▶ _EXERCISE OBJECTIVE_:
Reproduce every entry exactly.
## begin AVAILABLE DATA
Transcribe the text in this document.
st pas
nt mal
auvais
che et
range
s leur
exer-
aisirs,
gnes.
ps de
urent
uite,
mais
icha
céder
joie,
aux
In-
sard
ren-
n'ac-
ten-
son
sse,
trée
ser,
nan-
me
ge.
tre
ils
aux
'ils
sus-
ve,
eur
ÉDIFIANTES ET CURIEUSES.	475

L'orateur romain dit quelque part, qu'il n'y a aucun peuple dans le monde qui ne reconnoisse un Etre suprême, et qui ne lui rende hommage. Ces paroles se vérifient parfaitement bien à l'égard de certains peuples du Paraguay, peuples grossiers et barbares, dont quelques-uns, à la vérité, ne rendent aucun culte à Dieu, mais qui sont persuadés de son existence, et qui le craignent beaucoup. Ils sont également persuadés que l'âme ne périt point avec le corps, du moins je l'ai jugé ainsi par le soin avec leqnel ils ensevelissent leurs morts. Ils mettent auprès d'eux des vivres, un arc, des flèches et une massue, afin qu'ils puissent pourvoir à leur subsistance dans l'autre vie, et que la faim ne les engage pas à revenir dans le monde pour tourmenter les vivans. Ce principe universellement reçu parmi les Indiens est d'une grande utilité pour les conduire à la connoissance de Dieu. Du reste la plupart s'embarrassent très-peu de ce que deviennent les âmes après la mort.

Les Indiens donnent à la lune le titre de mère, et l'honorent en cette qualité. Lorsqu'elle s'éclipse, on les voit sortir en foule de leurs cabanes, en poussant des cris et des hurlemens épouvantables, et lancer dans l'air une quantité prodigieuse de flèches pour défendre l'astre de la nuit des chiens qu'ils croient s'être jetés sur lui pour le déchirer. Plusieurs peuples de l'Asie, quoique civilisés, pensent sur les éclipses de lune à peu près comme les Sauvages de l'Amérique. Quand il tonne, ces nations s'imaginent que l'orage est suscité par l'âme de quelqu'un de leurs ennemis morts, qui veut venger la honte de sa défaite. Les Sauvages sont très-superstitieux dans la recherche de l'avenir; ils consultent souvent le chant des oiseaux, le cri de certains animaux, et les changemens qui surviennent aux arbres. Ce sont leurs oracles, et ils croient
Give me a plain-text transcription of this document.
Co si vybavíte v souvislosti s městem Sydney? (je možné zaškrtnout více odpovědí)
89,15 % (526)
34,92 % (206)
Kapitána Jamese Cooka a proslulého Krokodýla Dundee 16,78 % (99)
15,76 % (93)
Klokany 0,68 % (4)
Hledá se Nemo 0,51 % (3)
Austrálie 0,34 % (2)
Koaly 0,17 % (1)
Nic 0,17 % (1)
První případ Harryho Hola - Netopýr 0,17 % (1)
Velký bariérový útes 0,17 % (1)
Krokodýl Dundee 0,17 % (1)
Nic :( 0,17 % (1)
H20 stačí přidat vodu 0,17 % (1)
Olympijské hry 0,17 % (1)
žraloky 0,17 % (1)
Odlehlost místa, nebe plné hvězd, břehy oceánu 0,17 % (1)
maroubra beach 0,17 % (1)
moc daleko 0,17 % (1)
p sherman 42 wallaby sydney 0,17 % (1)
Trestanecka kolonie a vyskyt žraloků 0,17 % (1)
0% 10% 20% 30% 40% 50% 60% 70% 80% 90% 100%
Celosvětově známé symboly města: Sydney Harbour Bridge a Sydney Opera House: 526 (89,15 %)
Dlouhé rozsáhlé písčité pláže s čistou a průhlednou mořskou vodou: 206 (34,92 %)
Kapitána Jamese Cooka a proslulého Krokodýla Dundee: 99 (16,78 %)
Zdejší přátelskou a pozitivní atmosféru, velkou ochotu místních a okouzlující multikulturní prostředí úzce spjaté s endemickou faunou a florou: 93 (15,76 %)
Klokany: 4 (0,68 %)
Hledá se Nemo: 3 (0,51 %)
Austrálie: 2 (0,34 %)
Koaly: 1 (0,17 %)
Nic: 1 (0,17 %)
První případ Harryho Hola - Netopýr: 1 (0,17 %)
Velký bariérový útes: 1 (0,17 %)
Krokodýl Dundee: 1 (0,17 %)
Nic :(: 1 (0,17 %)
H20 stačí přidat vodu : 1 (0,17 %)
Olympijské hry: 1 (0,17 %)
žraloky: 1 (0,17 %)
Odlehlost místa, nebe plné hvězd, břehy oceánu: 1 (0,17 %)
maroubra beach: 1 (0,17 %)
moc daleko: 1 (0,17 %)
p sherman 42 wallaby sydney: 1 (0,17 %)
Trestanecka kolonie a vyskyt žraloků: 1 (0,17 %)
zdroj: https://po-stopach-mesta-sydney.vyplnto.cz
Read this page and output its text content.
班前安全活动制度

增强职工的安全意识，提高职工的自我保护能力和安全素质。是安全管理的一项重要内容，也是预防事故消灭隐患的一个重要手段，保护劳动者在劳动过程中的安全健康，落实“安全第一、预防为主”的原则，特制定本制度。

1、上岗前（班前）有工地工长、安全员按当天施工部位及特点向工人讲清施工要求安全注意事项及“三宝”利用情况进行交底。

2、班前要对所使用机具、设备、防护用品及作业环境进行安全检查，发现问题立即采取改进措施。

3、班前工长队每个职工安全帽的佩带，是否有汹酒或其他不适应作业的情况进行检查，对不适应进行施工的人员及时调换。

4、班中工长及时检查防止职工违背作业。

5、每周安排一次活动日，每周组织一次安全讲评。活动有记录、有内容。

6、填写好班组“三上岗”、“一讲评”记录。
## end AVAILABLE DATA
▶ _FULL RESPONSE_:
Transcribe the text in this document.
st pas
nt mal
auvais
che et
range
s leur
exer-
aisirs,
gnes.
ps de
urent
uite,
mais
icha
céder
joie,
aux
In-
sard
ren-
n'ac-
ten-
son
sse,
trée
ser,
nan-
me
ge.
tre
ils
aux
'ils
sus-
ve,
eur
ÉDIFIANTES ET CURIEUSES.	475

L'orateur romain dit quelque part, qu'il n'y a aucun peuple dans le monde qui ne reconnoisse un Etre suprême, et qui ne lui rende hommage. Ces paroles se vérifient parfaitement bien à l'égard de certains peuples du Paraguay, peuples grossiers et barbares, dont quelques-uns, à la vérité, ne rendent aucun culte à Dieu, mais qui sont persuadés de son existence, et qui le craignent beaucoup. Ils sont également persuadés que l'âme ne périt point avec le corps, du moins je l'ai jugé ainsi par le soin avec leqnel ils ensevelissent leurs morts. Ils mettent auprès d'eux des vivres, un arc, des flèches et une massue, afin qu'ils puissent pourvoir à leur subsistance dans l'autre vie, et que la faim ne les engage pas à revenir dans le monde pour tourmenter les vivans. Ce principe universellement reçu parmi les Indiens est d'une grande utilité pour les conduire à la connoissance de Dieu. Du reste la plupart s'embarrassent très-peu de ce que deviennent les âmes après la mort.

Les Indiens donnent à la lune le titre de mère, et l'honorent en cette qualité. Lorsqu'elle s'éclipse, on les voit sortir en foule de leurs cabanes, en poussant des cris et des hurlemens épouvantables, et lancer dans l'air une quantité prodigieuse de flèches pour défendre l'astre de la nuit des chiens qu'ils croient s'être jetés sur lui pour le déchirer. Plusieurs peuples de l'Asie, quoique civilisés, pensent sur les éclipses de lune à peu près comme les Sauvages de l'Amérique. Quand il tonne, ces nations s'imaginent que l'orage est suscité par l'âme de quelqu'un de leurs ennemis morts, qui veut venger la honte de sa défaite. Les Sauvages sont très-superstitieux dans la recherche de l'avenir; ils consultent souvent le chant des oiseaux, le cri de certains animaux, et les changemens qui surviennent aux arbres. Ce sont leurs oracles, et ils croient
Give me a plain-text transcription of this document.
Co si vybavíte v souvislosti s městem Sydney? (je možné zaškrtnout více odpovědí)
89,15 % (526)
34,92 % (206)
Kapitána Jamese Cooka a proslulého Krokodýla Dundee 16,78 % (99)
15,76 % (93)
Klokany 0,68 % (4)
Hledá se Nemo 0,51 % (3)
Austrálie 0,34 % (2)
Koaly 0,17 % (1)
Nic 0,17 % (1)
První případ Harryho Hola - Netopýr 0,17 % (1)
Velký bariérový útes 0,17 % (1)
Krokodýl Dundee 0,17 % (1)
Nic :( 0,17 % (1)
H20 stačí přidat vodu 0,17 % (1)
Olympijské hry 0,17 % (1)
žraloky 0,17 % (1)
Odlehlost místa, nebe plné hvězd, břehy oceánu 0,17 % (1)
maroubra beach 0,17 % (1)
moc daleko 0,17 % (1)
p sherman 42 wallaby sydney 0,17 % (1)
Trestanecka kolonie a vyskyt žraloků 0,17 % (1)
0% 10% 20% 30% 40% 50% 60% 70% 80% 90% 100%
Celosvětově známé symboly města: Sydney Harbour Bridge a Sydney Opera House: 526 (89,15 %)
Dlouhé rozsáhlé písčité pláže s čistou a průhlednou mořskou vodou: 206 (34,92 %)
Kapitána Jamese Cooka a proslulého Krokodýla Dundee: 99 (16,78 %)
Zdejší přátelskou a pozitivní atmosféru, velkou ochotu místních a okouzlující multikulturní prostředí úzce spjaté s endemickou faunou a florou: 93 (15,76 %)
Klokany: 4 (0,68 %)
Hledá se Nemo: 3 (0,51 %)
Austrálie: 2 (0,34 %)
Koaly: 1 (0,17 %)
Nic: 1 (0,17 %)
První případ Harryho Hola - Netopýr: 1 (0,17 %)
Velký bariérový útes: 1 (0,17 %)
Krokodýl Dundee: 1 (0,17 %)
Nic :(: 1 (0,17 %)
H20 stačí přidat vodu : 1 (0,17 %)
Olympijské hry: 1 (0,17 %)
žraloky: 1 (0,17 %)
Odlehlost místa, nebe plné hvězd, břehy oceánu: 1 (0,17 %)
maroubra beach: 1 (0,17 %)
moc daleko: 1 (0,17 %)
p sherman 42 wallaby sydney: 1 (0,17 %)
Trestanecka kolonie a vyskyt žraloků: 1 (0,17 %)
zdroj: https://po-stopach-mesta-sydney.vyplnto.cz
Read this page and output its text content.
班前安全活动制度

增强职工的安全意识，提高职工的自我保护能力和安全素质。是安全管理的一项重要内容，也是预防事故消灭隐患的一个重要手段，保护劳动者在劳动过程中的安全健康，落实“安全第一、预防为主”的原则，特制定本制度。

1、上岗前（班前）有工地工长、安全员按当天施工部位及特点向工人讲清施工要求安全注意事项及“三宝”利用情况进行交底。

2、班前要对所使用机具、设备、防护用品及作业环境进行安全检查，发现问题立即采取改进措施。

3、班前工长队每个职工安全帽的佩带，是否有汹酒或其他不适应作业的情况进行检查，对不适应进行施工的人员及时调换。

4、班中工长及时检查防止职工违背作业。

5、每周安排一次活动日，每周组织一次安全讲评。活动有记录、有内容。

6、填写好班组“三上岗”、“一讲评”记录。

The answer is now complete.